___ Source records ___

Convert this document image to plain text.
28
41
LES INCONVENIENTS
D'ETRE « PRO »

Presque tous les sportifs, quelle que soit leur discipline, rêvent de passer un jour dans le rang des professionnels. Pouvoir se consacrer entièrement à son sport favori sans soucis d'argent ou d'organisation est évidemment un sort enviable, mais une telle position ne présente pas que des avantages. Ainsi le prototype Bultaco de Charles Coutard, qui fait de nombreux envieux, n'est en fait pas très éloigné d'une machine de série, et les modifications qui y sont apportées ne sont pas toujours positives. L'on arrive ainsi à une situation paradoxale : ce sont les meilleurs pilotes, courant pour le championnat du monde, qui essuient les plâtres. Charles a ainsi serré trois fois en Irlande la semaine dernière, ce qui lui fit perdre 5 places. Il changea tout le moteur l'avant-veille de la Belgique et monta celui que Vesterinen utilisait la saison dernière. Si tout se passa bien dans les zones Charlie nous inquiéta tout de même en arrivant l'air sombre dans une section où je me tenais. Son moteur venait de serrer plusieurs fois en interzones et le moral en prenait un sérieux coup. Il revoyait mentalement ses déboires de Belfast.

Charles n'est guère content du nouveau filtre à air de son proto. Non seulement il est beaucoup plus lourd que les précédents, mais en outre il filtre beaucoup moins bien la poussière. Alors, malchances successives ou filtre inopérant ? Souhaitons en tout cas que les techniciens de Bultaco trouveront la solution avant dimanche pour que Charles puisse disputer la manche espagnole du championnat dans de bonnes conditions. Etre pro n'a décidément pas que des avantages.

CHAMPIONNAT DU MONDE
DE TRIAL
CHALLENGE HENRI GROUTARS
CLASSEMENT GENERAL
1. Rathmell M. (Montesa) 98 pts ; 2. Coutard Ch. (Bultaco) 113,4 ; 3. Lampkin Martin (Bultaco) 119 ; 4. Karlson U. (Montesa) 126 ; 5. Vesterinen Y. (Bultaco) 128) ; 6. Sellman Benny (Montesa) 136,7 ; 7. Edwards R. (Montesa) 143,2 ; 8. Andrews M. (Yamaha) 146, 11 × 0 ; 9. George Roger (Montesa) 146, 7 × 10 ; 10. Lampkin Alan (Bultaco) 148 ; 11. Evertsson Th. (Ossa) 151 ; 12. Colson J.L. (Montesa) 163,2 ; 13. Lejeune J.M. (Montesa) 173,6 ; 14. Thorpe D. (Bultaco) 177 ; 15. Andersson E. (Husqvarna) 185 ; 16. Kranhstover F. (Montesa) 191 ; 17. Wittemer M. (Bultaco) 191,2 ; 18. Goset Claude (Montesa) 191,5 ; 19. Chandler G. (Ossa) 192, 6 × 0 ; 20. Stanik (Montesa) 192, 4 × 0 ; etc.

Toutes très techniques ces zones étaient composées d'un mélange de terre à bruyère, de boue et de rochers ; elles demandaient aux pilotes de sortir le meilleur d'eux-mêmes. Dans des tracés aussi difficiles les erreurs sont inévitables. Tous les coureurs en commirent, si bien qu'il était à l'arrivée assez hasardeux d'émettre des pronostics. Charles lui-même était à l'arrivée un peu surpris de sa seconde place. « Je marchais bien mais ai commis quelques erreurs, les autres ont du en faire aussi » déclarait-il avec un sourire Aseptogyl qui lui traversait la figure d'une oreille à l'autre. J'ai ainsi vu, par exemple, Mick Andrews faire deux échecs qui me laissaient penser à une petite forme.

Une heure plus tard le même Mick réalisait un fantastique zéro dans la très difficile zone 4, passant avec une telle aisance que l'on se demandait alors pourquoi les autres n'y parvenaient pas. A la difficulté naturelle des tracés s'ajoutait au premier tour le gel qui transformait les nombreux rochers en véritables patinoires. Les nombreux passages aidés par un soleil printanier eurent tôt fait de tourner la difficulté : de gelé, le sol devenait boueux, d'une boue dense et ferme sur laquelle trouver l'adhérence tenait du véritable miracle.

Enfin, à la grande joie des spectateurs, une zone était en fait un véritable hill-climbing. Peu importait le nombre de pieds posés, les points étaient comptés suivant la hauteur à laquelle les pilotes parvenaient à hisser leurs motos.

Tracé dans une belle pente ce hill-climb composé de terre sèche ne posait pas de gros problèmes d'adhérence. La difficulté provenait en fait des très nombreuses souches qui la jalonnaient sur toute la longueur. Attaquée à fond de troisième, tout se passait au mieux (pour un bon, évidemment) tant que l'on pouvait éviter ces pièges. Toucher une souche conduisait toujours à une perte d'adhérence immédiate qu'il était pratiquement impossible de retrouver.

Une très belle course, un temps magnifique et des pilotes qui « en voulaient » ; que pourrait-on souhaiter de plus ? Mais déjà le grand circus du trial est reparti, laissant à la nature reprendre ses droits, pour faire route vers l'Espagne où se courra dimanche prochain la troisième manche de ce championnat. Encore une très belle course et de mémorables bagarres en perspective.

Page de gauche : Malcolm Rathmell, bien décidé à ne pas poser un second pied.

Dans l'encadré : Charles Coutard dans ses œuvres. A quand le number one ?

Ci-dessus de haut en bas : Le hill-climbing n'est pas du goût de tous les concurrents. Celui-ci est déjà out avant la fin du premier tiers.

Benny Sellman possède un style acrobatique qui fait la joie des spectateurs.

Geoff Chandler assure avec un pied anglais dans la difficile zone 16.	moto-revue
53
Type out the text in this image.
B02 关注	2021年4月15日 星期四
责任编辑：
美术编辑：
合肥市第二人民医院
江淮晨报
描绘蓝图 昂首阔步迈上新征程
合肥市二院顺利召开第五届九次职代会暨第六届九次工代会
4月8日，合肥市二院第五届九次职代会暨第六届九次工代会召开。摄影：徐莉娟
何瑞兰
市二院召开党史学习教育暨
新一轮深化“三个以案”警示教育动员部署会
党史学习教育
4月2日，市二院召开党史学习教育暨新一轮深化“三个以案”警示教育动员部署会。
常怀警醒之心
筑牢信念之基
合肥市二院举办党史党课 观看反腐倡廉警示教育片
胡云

___

Objective
Lines that hold the word "Andrews" are the ones to return, every one of them.

Solution
1. Rathmell M. (Montesa) 98 pts ; 2. Coutard Ch. (Bultaco) 113,4 ; 3. Lampkin Martin (Bultaco) 119 ; 4. Karlson U. (Montesa) 126 ; 5. Vesterinen Y. (Bultaco) 128) ; 6. Sellman Benny (Montesa) 136,7 ; 7. Edwards R. (Montesa) 143,2 ; 8. Andrews M. (Yamaha) 146, 11 × 0 ; 9. George Roger (Montesa) 146, 7 × 10 ; 10. Lampkin Alan (Bultaco) 148 ; 11. Evertsson Th. (Ossa) 151 ; 12. Colson J.L. (Montesa) 163,2 ; 13. Lejeune J.M. (Montesa) 173,6 ; 14. Thorpe D. (Bultaco) 177 ; 15. Andersson E. (Husqvarna) 185 ; 16. Kranhstover F. (Montesa) 191 ; 17. Wittemer M. (Bultaco) 191,2 ; 18. Goset Claude (Montesa) 191,5 ; 19. Chandler G. (Ossa) 192, 6 × 0 ; 20. Stanik (Montesa) 192, 4 × 0 ; etc.
Toutes très techniques ces zones étaient composées d'un mélange de terre à bruyère, de boue et de rochers ; elles demandaient aux pilotes de sortir le meilleur d'eux-mêmes. Dans des tracés aussi difficiles les erreurs sont inévitables. Tous les coureurs en commirent, si bien qu'il était à l'arrivée assez hasardeux d'émettre des pronostics. Charles lui-même était à l'arrivée un peu surpris de sa seconde place. « Je marchais bien mais ai commis quelques erreurs, les autres ont du en faire aussi » déclarait-il avec un sourire Aseptogyl qui lui traversait la figure d'une oreille à l'autre. J'ai ainsi vu, par exemple, Mick Andrews faire deux échecs qui me laissaient penser à une petite forme.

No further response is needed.